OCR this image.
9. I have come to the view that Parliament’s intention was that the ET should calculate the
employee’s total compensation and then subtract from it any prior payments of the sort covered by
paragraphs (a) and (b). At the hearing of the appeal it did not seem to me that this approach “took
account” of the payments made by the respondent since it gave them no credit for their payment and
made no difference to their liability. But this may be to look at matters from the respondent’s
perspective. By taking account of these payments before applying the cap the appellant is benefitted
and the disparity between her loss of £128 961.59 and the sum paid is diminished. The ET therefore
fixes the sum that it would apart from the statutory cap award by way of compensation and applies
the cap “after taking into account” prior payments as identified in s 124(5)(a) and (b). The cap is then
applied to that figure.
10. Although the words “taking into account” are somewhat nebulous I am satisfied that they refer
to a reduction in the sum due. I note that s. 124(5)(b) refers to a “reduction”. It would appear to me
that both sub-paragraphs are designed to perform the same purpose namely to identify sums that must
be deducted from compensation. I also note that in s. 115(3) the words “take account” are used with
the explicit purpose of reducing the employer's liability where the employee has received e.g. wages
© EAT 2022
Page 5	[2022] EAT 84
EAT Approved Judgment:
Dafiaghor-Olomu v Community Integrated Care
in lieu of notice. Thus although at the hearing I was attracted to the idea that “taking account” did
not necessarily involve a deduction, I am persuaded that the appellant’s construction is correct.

——

> _STATED TASK_:
Extract every entry in the listing word for word.

> _SOLUTION TO THIS EXERCISE_:
OCR this image.
9. I have come to the view that Parliament’s intention was that the ET should calculate the
employee’s total compensation and then subtract from it any prior payments of the sort covered by
paragraphs (a) and (b). At the hearing of the appeal it did not seem to me that this approach “took
account” of the payments made by the respondent since it gave them no credit for their payment and
made no difference to their liability. But this may be to look at matters from the respondent’s
perspective. By taking account of these payments before applying the cap the appellant is benefitted
and the disparity between her loss of £128 961.59 and the sum paid is diminished. The ET therefore
fixes the sum that it would apart from the statutory cap award by way of compensation and applies
the cap “after taking into account” prior payments as identified in s 124(5)(a) and (b). The cap is then
applied to that figure.
10. Although the words “taking into account” are somewhat nebulous I am satisfied that they refer
to a reduction in the sum due. I note that s. 124(5)(b) refers to a “reduction”. It would appear to me
that both sub-paragraphs are designed to perform the same purpose namely to identify sums that must
be deducted from compensation. I also note that in s. 115(3) the words “take account” are used with
the explicit purpose of reducing the employer's liability where the employee has received e.g. wages
© EAT 2022
Page 5	[2022] EAT 84
EAT Approved Judgment:
Dafiaghor-Olomu v Community Integrated Care
in lieu of notice. Thus although at the hearing I was attracted to the idea that “taking account” did
not necessarily involve a deduction, I am persuaded that the appellant’s construction is correct.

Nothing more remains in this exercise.